§ Stated goal
Repeat all the material exactly; pictures stay out of your copy.

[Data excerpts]
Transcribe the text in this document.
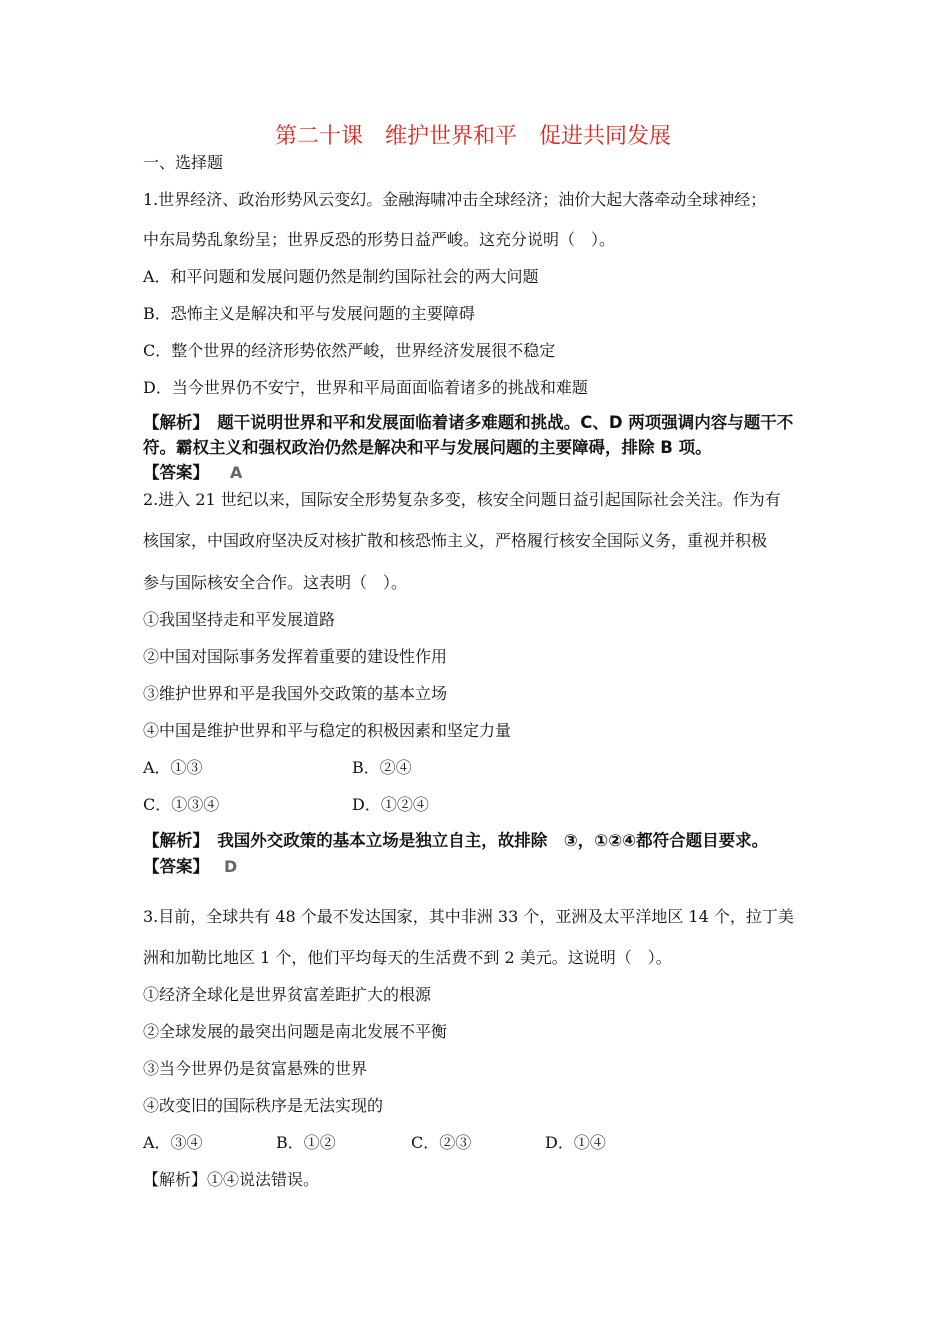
第二十课　维护世界和平　促进共同发展
一、选择题
1.世界经济、政治形势风云变幻。金融海啸冲击全球经济；油价大起大落牵动全球神经；
中东局势乱象纷呈；世界反恐的形势日益严峻。这充分说明（　）。
A．和平问题和发展问题仍然是制约国际社会的两大问题
B．恐怖主义是解决和平与发展问题的主要障碍
C．整个世界的经济形势依然严峻，世界经济发展很不稳定
D．当今世界仍不安宁，世界和平局面面临着诸多的挑战和难题
【解析】　题干说明世界和平和发展面临着诸多难题和挑战。C、D 两项强调内容与题干不
符。霸权主义和强权政治仍然是解决和平与发展问题的主要障碍，排除 B 项。
【答案】 A
2.进入 21 世纪以来，国际安全形势复杂多变，核安全问题日益引起国际社会关注。作为有
核国家，中国政府坚决反对核扩散和核恐怖主义，严格履行核安全国际义务，重视并积极
参与国际核安全合作。这表明（　）。
①我国坚持走和平发展道路
②中国对国际事务发挥着重要的建设性作用
③维护世界和平是我国外交政策的基本立场
④中国是维护世界和平与稳定的积极因素和坚定力量
A．①③	B．②④
C．①③④	D．①②④
【解析】　我国外交政策的基本立场是独立自主，故排除　③，①②④都符合题目要求。
【答案】 D
3.目前，全球共有 48 个最不发达国家，其中非洲 33 个，亚洲及太平洋地区 14 个，拉丁美
洲和加勒比地区 1 个，他们平均每天的生活费不到 2 美元。这说明（　）。
①经济全球化是世界贫富差距扩大的根源
②全球发展的最突出问题是南北发展不平衡
③当今世界仍是贫富悬殊的世界
④改变旧的国际秩序是无法实现的
A．③④	B．①②	C．②③	D．①④
【解析】①④说法错误。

§ Solved exercise
Transcribe the text in this document.
第二十课　维护世界和平　促进共同发展
一、选择题
1.世界经济、政治形势风云变幻。金融海啸冲击全球经济；油价大起大落牵动全球神经；
中东局势乱象纷呈；世界反恐的形势日益严峻。这充分说明（　）。
A．和平问题和发展问题仍然是制约国际社会的两大问题
B．恐怖主义是解决和平与发展问题的主要障碍
C．整个世界的经济形势依然严峻，世界经济发展很不稳定
D．当今世界仍不安宁，世界和平局面面临着诸多的挑战和难题
【解析】　题干说明世界和平和发展面临着诸多难题和挑战。C、D 两项强调内容与题干不
符。霸权主义和强权政治仍然是解决和平与发展问题的主要障碍，排除 B 项。
【答案】 A
2.进入 21 世纪以来，国际安全形势复杂多变，核安全问题日益引起国际社会关注。作为有
核国家，中国政府坚决反对核扩散和核恐怖主义，严格履行核安全国际义务，重视并积极
参与国际核安全合作。这表明（　）。
①我国坚持走和平发展道路
②中国对国际事务发挥着重要的建设性作用
③维护世界和平是我国外交政策的基本立场
④中国是维护世界和平与稳定的积极因素和坚定力量
A．①③	B．②④
C．①③④	D．①②④
【解析】　我国外交政策的基本立场是独立自主，故排除　③，①②④都符合题目要求。
【答案】 D
3.目前，全球共有 48 个最不发达国家，其中非洲 33 个，亚洲及太平洋地区 14 个，拉丁美
洲和加勒比地区 1 个，他们平均每天的生活费不到 2 美元。这说明（　）。
①经济全球化是世界贫富差距扩大的根源
②全球发展的最突出问题是南北发展不平衡
③当今世界仍是贫富悬殊的世界
④改变旧的国际秩序是无法实现的
A．③④	B．①②	C．②③	D．①④
【解析】①④说法错误。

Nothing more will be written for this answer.